• _Text to read_
------------------------------------------------------------
# kitchen scales



## ny home cook (Dec 9, 2001)

Does anyone have any advice on kitchen scales? (Brands and/or sources) I am looking to buy a good one that will last a long time (as well as its batteries) and one that is easy to clean. If digital, it should measure to the hundredth (2 decimal places) in ounces and grams.
I am taking a baking class now and we are using those two-sided old-fashioned scales with the pound weights and bucket. Is there an advantage to these? I think they are less accurate, which is ironic that bakers use them as they usually want to be more accurate then hot food preparers!
Thanks in advance!


----------



## jock (Dec 4, 2001)

I recently bought a Salton electronic scale at Williams Sonoma for $50. (I saw one like it today at Sur la Table for $35!!!) It measures to 1 gram on the metric scale and 1/8 ounce on the lb/oz scale. It's capacity is 5 lb. How long the batteries will last will obviously depend on how often I use it. Cooking at home, I can't imagine needing anything more accurate. 
What kind of scale will depend on what you are going to use it for and how much you want to spend. In the $50 to $70 range you can get a really good scale. If you have hundreds of $$$ to spend, well....
btw, those old balance beam scales are extremely accurate. The benefit is they don't have batteries to run out and it's accuracy is consitent. The down side is you don't get an instant read. Also you have to do some mental arithmatic when you are adding all the little weights to get the total weight you want. More room for error.

Jock


----------



## kylew (Aug 14, 2000)

I have a Salter Aquatronic that I got at William and Sonoma. I love this thing! It has an 11 LB capacity, does english and metric, can be zeroed (so you can add multiple ingredients to a single bowl) and even has a fluid ounce function. The best thing about it is the 5 minute auto shut off feature. Most scales have a one or two minute shut off. This means that if the phone rings you can be in trouble! The Baker's Dream Scale is the exact same scale, without the cool chrome finish, fro the King Arthur catalog for $10 less.


----------



## mudbug (Dec 30, 1999)

There are a couple of threads (one identical to yours) you may find informative here at ChefTalk:

"baking scale"

"A Baker's Scale"

Here are two I would recommend for you:

*Escali Digital Scale* ($28.95)
------------------------------------------------------------
• _Exercise tasks_
(1) Answer these questions from the kitchen scales thread:
(a) Where did jock buy the Salton electronic scale, and for how much?
(b) What capacity does kylew give for the Salter Aquatronic?
(c) How long is the auto shut-off on kylew's scale?
(2) Write out the stretch of the kitchen scales thread from "## jock (Dec" through "anything more accurate.", swapping "Salton" for "Escali".
(3) Proceed with the kitchen scales thread from the point where it stops.
The listing that follows comes from a different source than the forum thread on kitchen scales.

• _Information shown_
------------------------------------------------------------
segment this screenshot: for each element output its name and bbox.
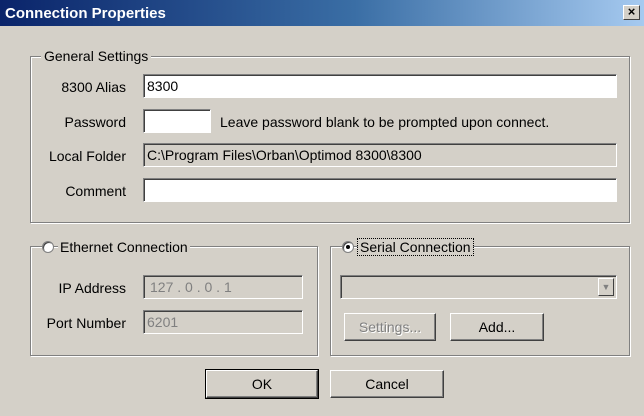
------------------------------------------------------------
• _Answers in order_
(1)
(a) At Williams Sonoma, for $50.
(b) 11 LB.
(c) 5 minutes.

(2)
## jock (Dec 4, 2001)

I recently bought a Escali electronic scale at Williams Sonoma for $50. (I saw one like it today at Sur la Table for $35!!!) It measures to 1 gram on the metric scale and 1/8 ounce on the lb/oz scale. It's capacity is 5 lb. How long the batteries will last will obviously depend on how often I use it. Cooking at home, I can't imagine needing anything more accurate.

(3)
*Salter Electronic Kitchen Scale* ($59.95) (Replaced the Baker's Dream Scale.)










Click on the names to find more info.


----------



## jill reichow (Mar 12, 2001)

I have the baker's dream scale and adore it. It will reset to 0 with ingredients in container on the scale. It wipes clean, has good size, easy read numbers. Converts from gal to liters with the push of a button. Found it as Kitchens etc. for less than listed price. Around $46?


----------



## 84rhonda (Jun 19, 2001)

ooh that SALTER scale is so pretty  

I've heard nothing but good things about the SALTER line, hope to buy one in the near future.


----------



## suzanne (May 26, 2001)

Yes, yes, YES!!! The Salter scale is absolutely dynamite! I used to use it when I was pastry chef at a restaurant. You might look for it also at:Bridge Kitchenware or Broadway Panhandler; they both have very good prices.

BTW, I think there was a thread on scales some months ago; you might look around various boards here. (Although as I recall, this was the scale everyone loved then, too!)


----------



## ny home cook (Dec 9, 2001)

Thanks for all your replies. (I love this site!)
After reading up on all your input I went out to Williams Sonoma and indulged in the beauty: Salter 11 lb. stainless steel. We all deserve a treat or two every now and then. I figure that with working all week then going to cooking class all weekend I have no time to spend money on frivolous things like movies and stuff so I'm ahead of the game! haha
Next things on the list are the real goodies: KitchenAid and Cuisinart


----------



## kylew (Aug 14, 2000)

Congrats  Toys Rule!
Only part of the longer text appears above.